>> begin DATA ROWS
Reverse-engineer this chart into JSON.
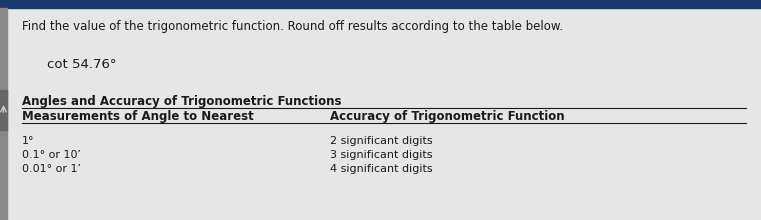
{
  "bg_color": "#c8c8c8",
  "top_bar_color": "#1a3a6b",
  "left_bar_color": "#555555",
  "panel_color": "#e8e8e8",
  "title_text": "Find the value of the trigonometric function. Round off results according to the table below.",
  "formula_text": "cot 54.76°",
  "table_title": "Angles and Accuracy of Trigonometric Functions",
  "col1_header": "Measurements of Angle to Nearest",
  "col2_header": "Accuracy of Trigonometric Function",
  "rows": [
    [
      "1°",
      "2 significant digits"
    ],
    [
      "0.1° or 10’",
      "3 significant digits"
    ],
    [
      "0.01° or 1’",
      "4 significant digits"
    ]
  ],
  "font_color": "#1a1a1a",
  "title_fontsize": 8.5,
  "formula_fontsize": 9.5,
  "table_title_fontsize": 8.5,
  "header_fontsize": 8.5,
  "row_fontsize": 8.0,
  "figsize": [
    7.61,
    2.2
  ],
  "dpi": 100
}
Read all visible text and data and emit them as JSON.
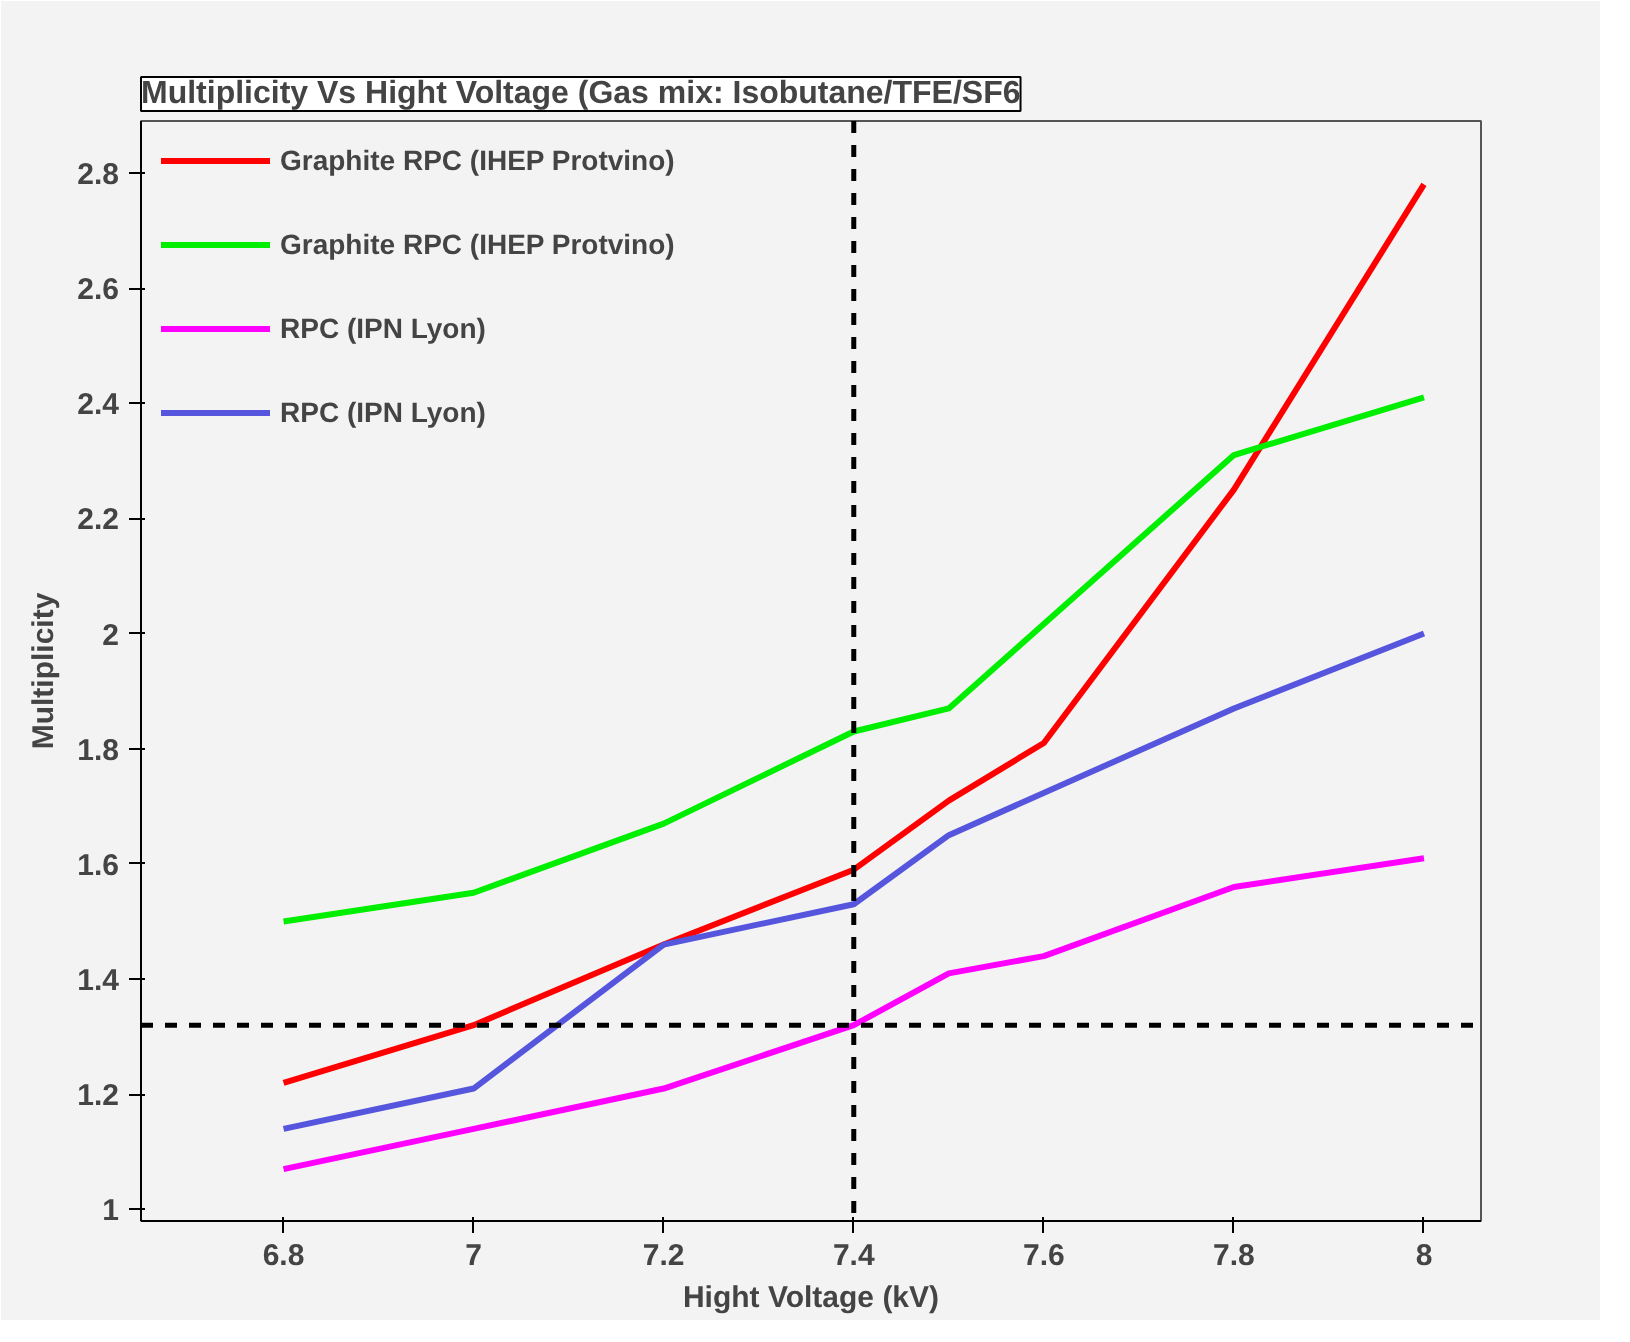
{
  "chart_data": {
    "type": "line",
    "title": "Multiplicity Vs Hight Voltage (Gas mix: Isobutane/TFE/SF6",
    "xlabel": "Hight Voltage (kV)",
    "ylabel": "Multiplicity",
    "xlim": [
      6.65,
      8.06
    ],
    "ylim": [
      0.98,
      2.89
    ],
    "xticks": [
      6.8,
      7,
      7.2,
      7.4,
      7.6,
      7.8,
      8
    ],
    "yticks": [
      1,
      1.2,
      1.4,
      1.6,
      1.8,
      2,
      2.2,
      2.4,
      2.6,
      2.8
    ],
    "grid": false,
    "legend": "top left",
    "marker": "none",
    "line_style": "solid",
    "series": [
      {
        "name": "Graphite RPC (IHEP Protvino)",
        "color": "#ff0000",
        "x": [
          6.8,
          7,
          7.2,
          7.4,
          7.5,
          7.6,
          7.8,
          8
        ],
        "values": [
          1.22,
          1.32,
          1.46,
          1.59,
          1.71,
          1.81,
          2.25,
          2.78
        ]
      },
      {
        "name": "Graphite RPC (IHEP Protvino)",
        "color": "#00ee00",
        "x": [
          6.8,
          7,
          7.2,
          7.4,
          7.5,
          7.8,
          8
        ],
        "values": [
          1.5,
          1.55,
          1.67,
          1.83,
          1.87,
          2.31,
          2.41
        ]
      },
      {
        "name": "RPC (IPN Lyon)",
        "color": "#ff00ff",
        "x": [
          6.8,
          7,
          7.2,
          7.4,
          7.5,
          7.6,
          7.8,
          8
        ],
        "values": [
          1.07,
          1.14,
          1.21,
          1.32,
          1.41,
          1.44,
          1.56,
          1.61
        ]
      },
      {
        "name": "RPC (IPN Lyon)",
        "color": "#5555dd",
        "x": [
          6.8,
          7,
          7.2,
          7.4,
          7.5,
          7.8,
          8
        ],
        "values": [
          1.14,
          1.21,
          1.46,
          1.53,
          1.65,
          1.87,
          2.0
        ]
      }
    ],
    "ref_lines": [
      {
        "axis": "x",
        "value": 7.4,
        "label": null,
        "color": "#000000",
        "line_style": "dashed"
      },
      {
        "axis": "y",
        "value": 1.32,
        "label": null,
        "color": "#000000",
        "line_style": "dashed"
      }
    ]
  }
}
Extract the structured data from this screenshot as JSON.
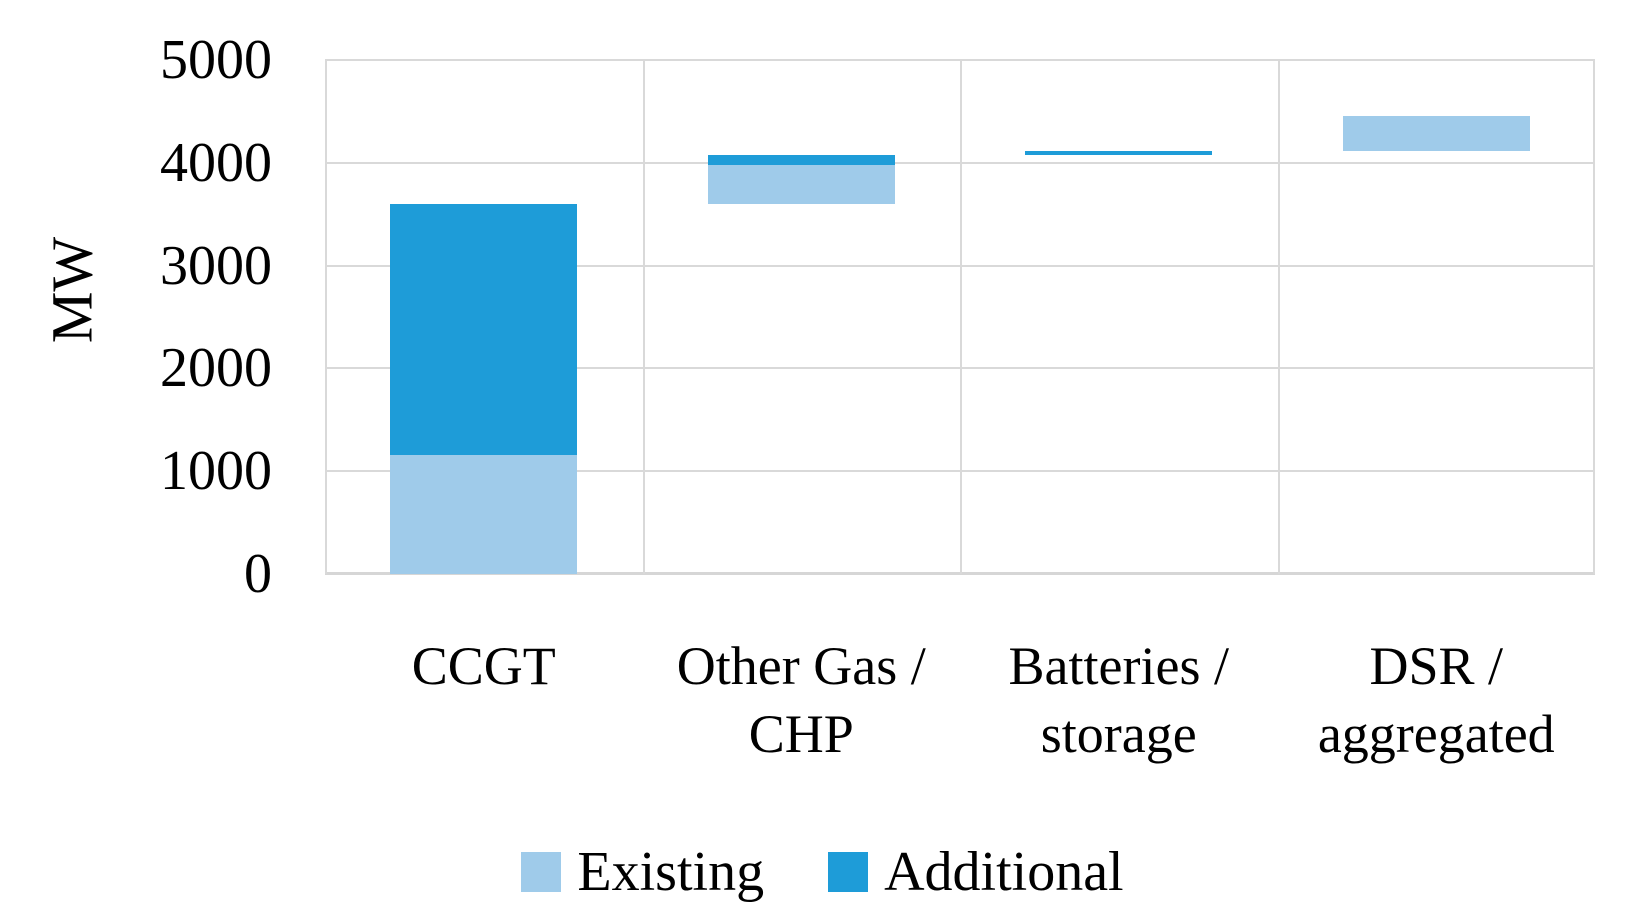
{
  "chart_data": {
    "type": "bar",
    "subtype": "stacked-waterfall",
    "title": "",
    "xlabel": "",
    "ylabel": "MW",
    "ylim": [
      0,
      5000
    ],
    "yticks": [
      0,
      1000,
      2000,
      3000,
      4000,
      5000
    ],
    "ytick_labels": [
      "0",
      "1000",
      "2000",
      "3000",
      "4000",
      "5000"
    ],
    "grid": true,
    "legend_position": "bottom",
    "categories": [
      "CCGT",
      "Other Gas / CHP",
      "Batteries / storage",
      "DSR / aggregated"
    ],
    "category_label_lines": [
      [
        "CCGT"
      ],
      [
        "Other Gas /",
        "CHP"
      ],
      [
        "Batteries /",
        "storage"
      ],
      [
        "DSR /",
        "aggregated"
      ]
    ],
    "bar_base": [
      0,
      3600,
      4075,
      4115
    ],
    "series": [
      {
        "name": "Existing",
        "color": "#9FCBEA",
        "values": [
          1160,
          380,
          0,
          345
        ]
      },
      {
        "name": "Additional",
        "color": "#1E9CD8",
        "values": [
          2440,
          95,
          40,
          0
        ]
      }
    ],
    "cumulative_totals": [
      3600,
      4075,
      4115,
      4460
    ]
  },
  "colors": {
    "existing": "#9FCBEA",
    "additional": "#1E9CD8",
    "gridline": "#D9D9D9",
    "text": "#000000",
    "background": "#FFFFFF"
  },
  "legend": {
    "items": [
      {
        "label": "Existing",
        "color": "#9FCBEA"
      },
      {
        "label": "Additional",
        "color": "#1E9CD8"
      }
    ]
  }
}
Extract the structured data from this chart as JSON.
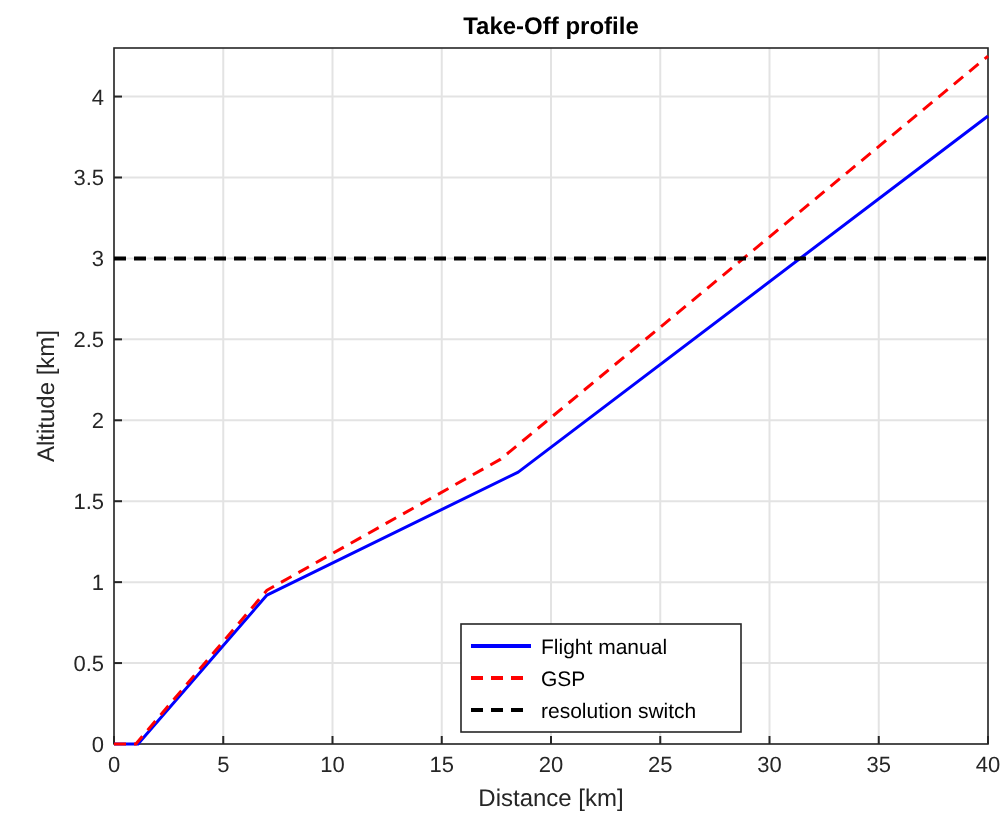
{
  "chart_data": {
    "type": "line",
    "title": "Take-Off profile",
    "xlabel": "Distance [km]",
    "ylabel": "Altitude [km]",
    "xlim": [
      0,
      40
    ],
    "xticks": [
      0,
      5,
      10,
      15,
      20,
      25,
      30,
      35,
      40
    ],
    "ylim": [
      0,
      4.3
    ],
    "yticks": [
      0,
      0.5,
      1,
      1.5,
      2,
      2.5,
      3,
      3.5,
      4
    ],
    "grid": true,
    "legend": "bottom",
    "series": [
      {
        "name": "Flight manual",
        "color": "#0000ff",
        "line_style": "solid",
        "x": [
          0,
          1.1,
          7,
          18.5,
          40
        ],
        "values": [
          0,
          0,
          0.92,
          1.68,
          3.88
        ]
      },
      {
        "name": "GSP",
        "color": "#ff0000",
        "line_style": "dashed",
        "x": [
          0,
          1,
          7,
          17.7,
          40
        ],
        "values": [
          0,
          0,
          0.95,
          1.76,
          4.25
        ]
      }
    ],
    "ref_lines": [
      {
        "axis": "y",
        "value": 3,
        "label": "resolution switch",
        "color": "#000000",
        "line_style": "dashed"
      }
    ]
  }
}
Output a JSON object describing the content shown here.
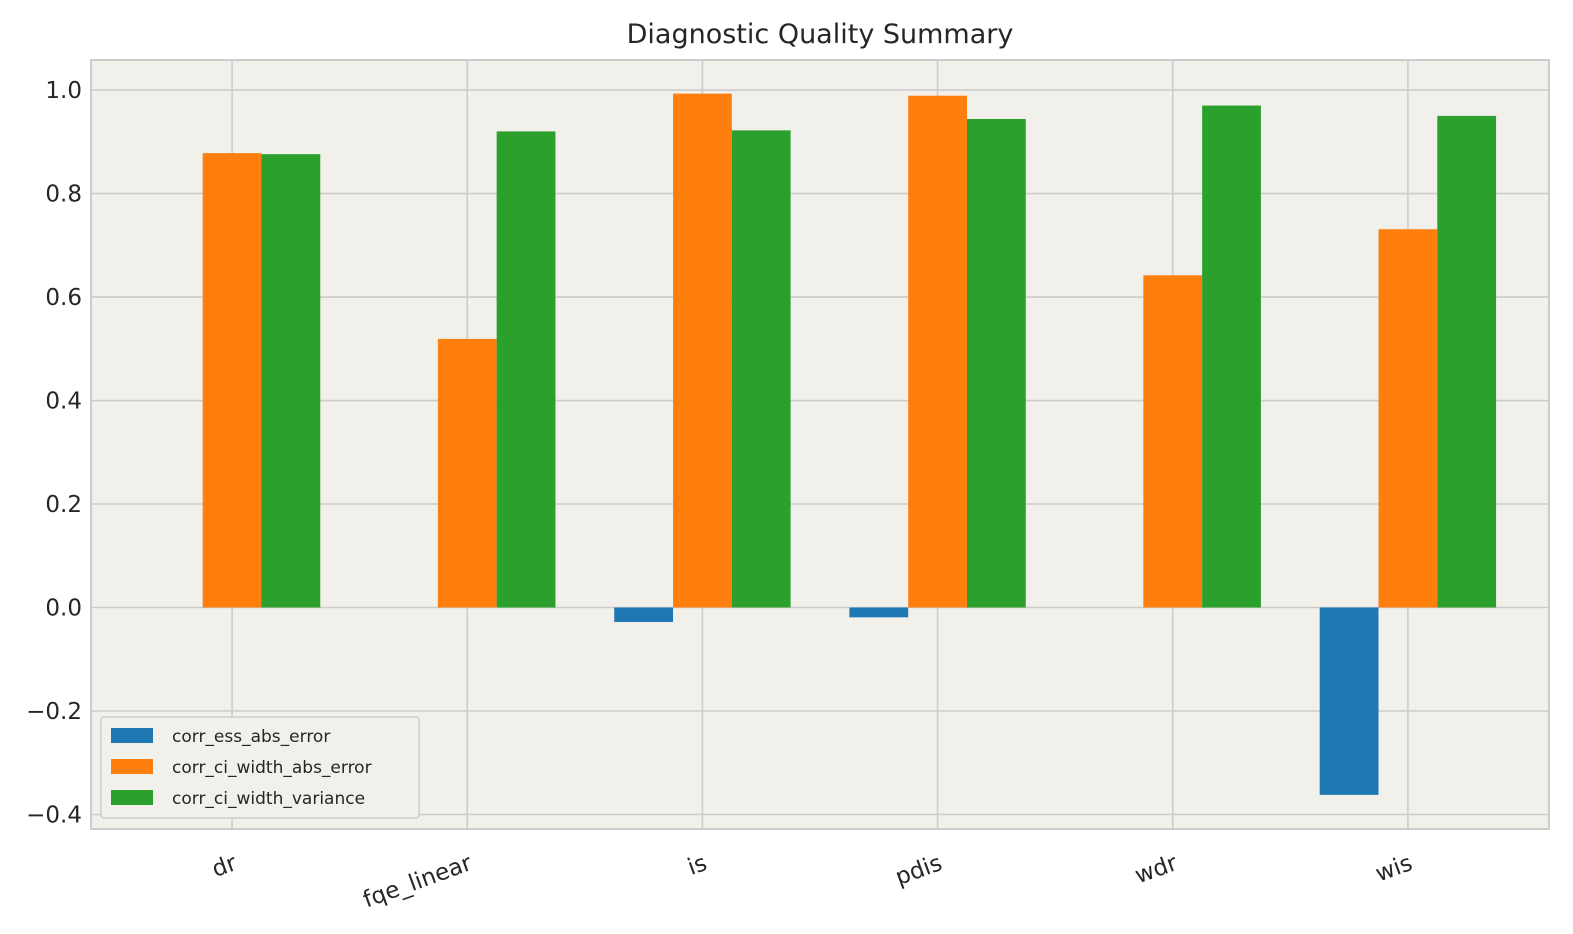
>> end DATA ROWS
◆ OBJECTIVE
Locate the word "significant" in the records and collect each line it appears in.

◆ FULL OUTPUT
      "2 significant digits"
      "3 significant digits"
      "4 significant digits"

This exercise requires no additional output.